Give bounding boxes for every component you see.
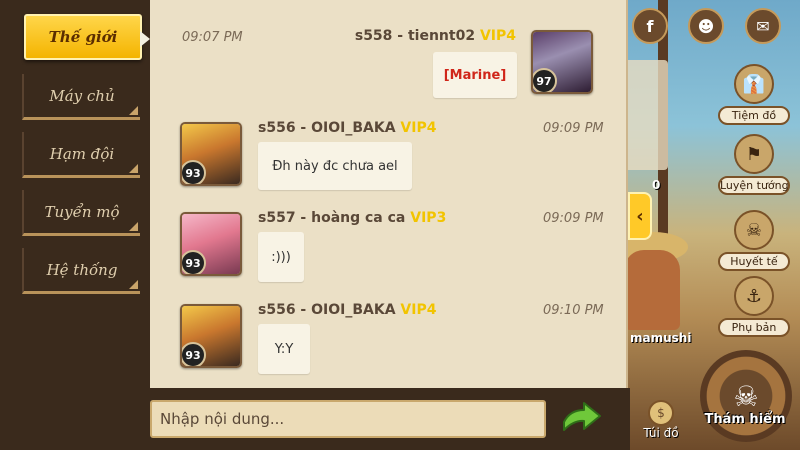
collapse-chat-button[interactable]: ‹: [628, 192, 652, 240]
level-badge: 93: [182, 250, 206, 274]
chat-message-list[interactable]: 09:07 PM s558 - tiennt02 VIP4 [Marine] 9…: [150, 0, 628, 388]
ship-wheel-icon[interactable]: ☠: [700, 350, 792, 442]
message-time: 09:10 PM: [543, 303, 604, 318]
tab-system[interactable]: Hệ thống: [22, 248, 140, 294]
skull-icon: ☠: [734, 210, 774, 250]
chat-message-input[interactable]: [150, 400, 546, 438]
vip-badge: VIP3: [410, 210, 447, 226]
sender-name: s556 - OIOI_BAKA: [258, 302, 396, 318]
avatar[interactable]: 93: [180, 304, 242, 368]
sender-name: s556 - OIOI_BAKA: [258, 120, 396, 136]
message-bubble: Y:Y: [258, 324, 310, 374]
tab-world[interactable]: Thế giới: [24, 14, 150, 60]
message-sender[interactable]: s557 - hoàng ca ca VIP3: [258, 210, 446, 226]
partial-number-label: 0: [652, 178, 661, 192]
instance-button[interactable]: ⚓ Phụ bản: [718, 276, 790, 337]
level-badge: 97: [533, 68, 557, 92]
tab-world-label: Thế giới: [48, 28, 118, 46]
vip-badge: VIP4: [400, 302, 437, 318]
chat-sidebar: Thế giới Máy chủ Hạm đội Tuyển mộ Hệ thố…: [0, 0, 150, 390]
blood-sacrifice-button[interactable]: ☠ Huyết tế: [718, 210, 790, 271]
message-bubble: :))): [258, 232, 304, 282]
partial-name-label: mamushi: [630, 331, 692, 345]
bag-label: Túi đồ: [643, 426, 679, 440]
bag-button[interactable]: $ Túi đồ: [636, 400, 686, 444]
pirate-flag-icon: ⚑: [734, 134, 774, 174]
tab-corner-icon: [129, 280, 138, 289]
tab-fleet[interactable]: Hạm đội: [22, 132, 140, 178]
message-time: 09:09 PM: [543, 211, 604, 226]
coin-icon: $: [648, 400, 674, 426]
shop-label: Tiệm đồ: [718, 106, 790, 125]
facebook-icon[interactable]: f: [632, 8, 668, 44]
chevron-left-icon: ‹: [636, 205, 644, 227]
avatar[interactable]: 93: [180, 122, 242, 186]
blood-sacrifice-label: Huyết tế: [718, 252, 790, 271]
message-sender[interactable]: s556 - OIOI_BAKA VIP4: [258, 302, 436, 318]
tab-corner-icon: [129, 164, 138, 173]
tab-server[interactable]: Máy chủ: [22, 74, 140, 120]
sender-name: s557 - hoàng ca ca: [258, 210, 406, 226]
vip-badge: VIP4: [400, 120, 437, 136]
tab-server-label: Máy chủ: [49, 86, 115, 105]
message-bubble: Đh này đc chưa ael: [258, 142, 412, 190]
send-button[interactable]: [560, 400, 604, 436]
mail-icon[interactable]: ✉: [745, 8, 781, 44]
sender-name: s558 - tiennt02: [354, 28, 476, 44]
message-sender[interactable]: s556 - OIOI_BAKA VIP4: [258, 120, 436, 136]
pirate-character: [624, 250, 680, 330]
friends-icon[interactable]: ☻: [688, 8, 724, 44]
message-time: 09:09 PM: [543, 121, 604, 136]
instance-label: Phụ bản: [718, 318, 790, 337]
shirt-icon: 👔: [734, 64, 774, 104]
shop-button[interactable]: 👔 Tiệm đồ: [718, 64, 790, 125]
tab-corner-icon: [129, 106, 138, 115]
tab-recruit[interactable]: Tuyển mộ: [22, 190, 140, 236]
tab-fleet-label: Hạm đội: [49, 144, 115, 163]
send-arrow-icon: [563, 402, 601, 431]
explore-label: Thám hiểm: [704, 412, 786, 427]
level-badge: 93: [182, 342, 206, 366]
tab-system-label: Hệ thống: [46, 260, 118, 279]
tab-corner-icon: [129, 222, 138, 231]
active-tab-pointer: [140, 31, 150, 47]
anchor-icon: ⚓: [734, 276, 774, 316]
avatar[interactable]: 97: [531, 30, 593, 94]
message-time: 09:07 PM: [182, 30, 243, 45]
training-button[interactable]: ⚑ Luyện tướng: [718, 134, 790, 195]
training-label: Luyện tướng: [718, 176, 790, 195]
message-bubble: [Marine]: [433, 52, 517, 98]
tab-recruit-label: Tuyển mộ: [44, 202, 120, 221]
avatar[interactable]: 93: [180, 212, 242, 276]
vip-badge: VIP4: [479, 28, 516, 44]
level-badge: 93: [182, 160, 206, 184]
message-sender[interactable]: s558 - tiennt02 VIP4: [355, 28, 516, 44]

* * *

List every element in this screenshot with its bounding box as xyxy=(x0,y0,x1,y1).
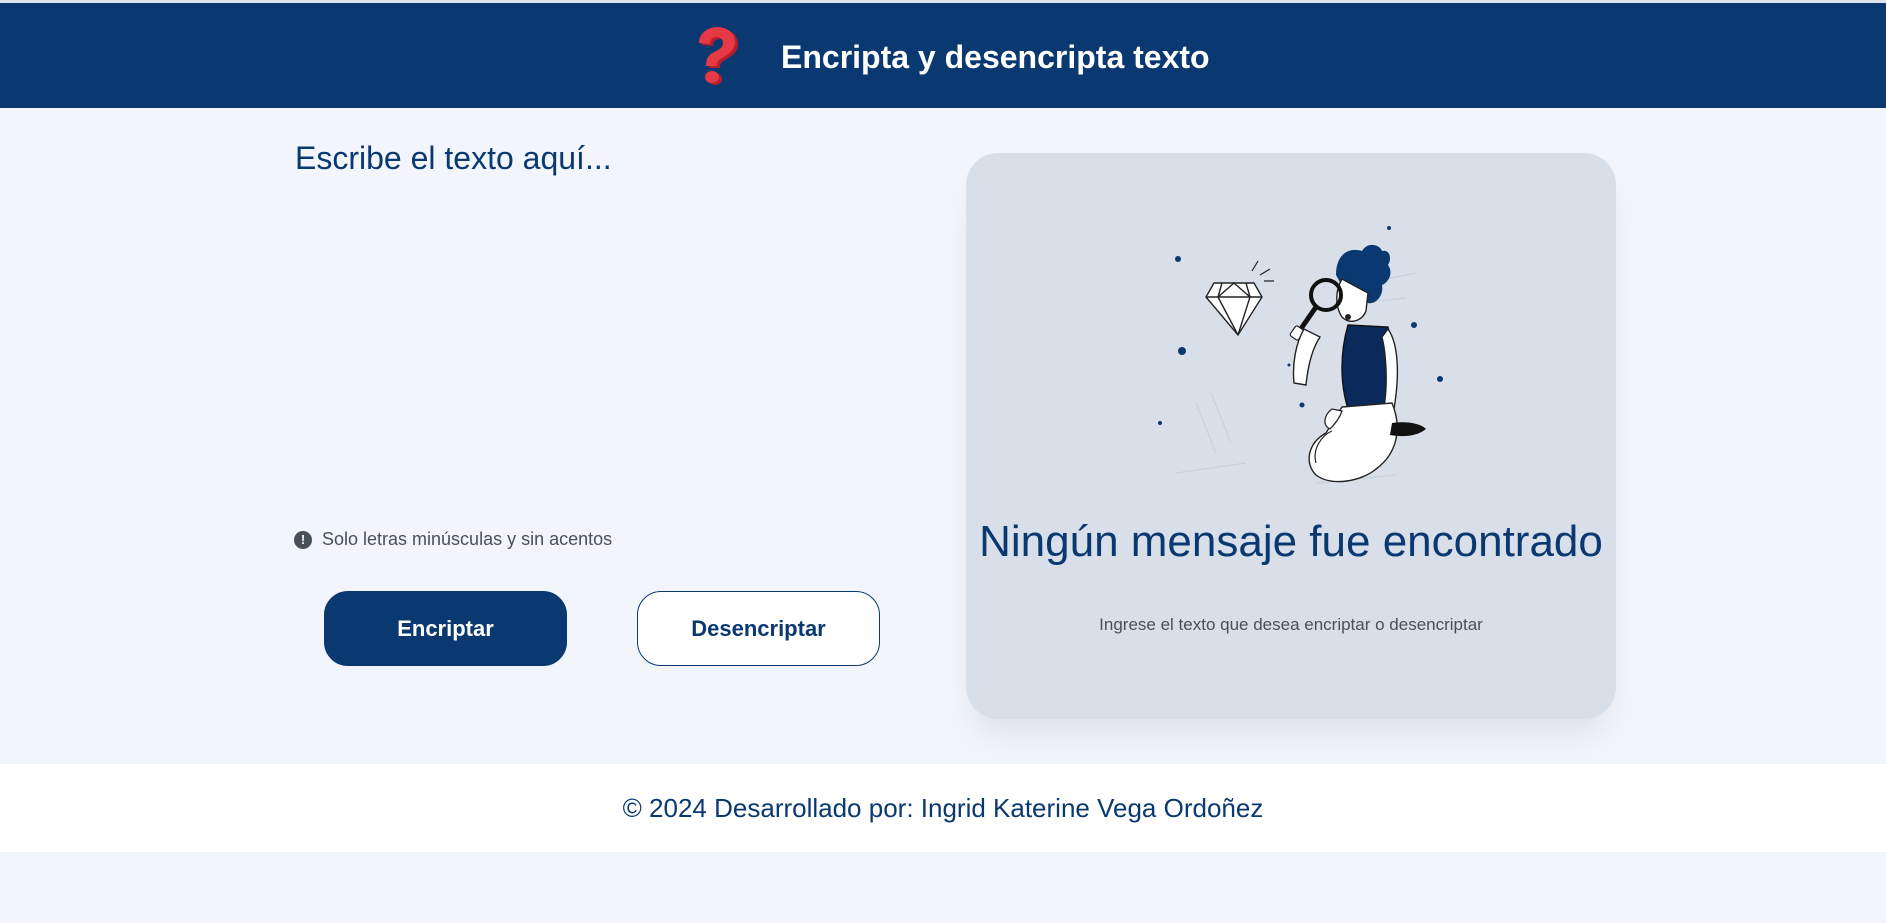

→ Stated exercise
Repeat the material from the line with "Give bounding boxes" to the line with "ship-wheel-icon[interactable]: ☠: [700, 350, 792, 442]", swapping "component" for "element" and keeping everything else the same. Leave the pictures out of your answer.

→ Response
Give bounding boxes for every element you see.
collapse-chat-button[interactable]: ‹: [628, 192, 652, 240]
level-badge: 93: [182, 250, 206, 274]
chat-message-list[interactable]: 09:07 PM s558 - tiennt02 VIP4 [Marine] 9…: [150, 0, 628, 388]
ship-wheel-icon[interactable]: ☠: [700, 350, 792, 442]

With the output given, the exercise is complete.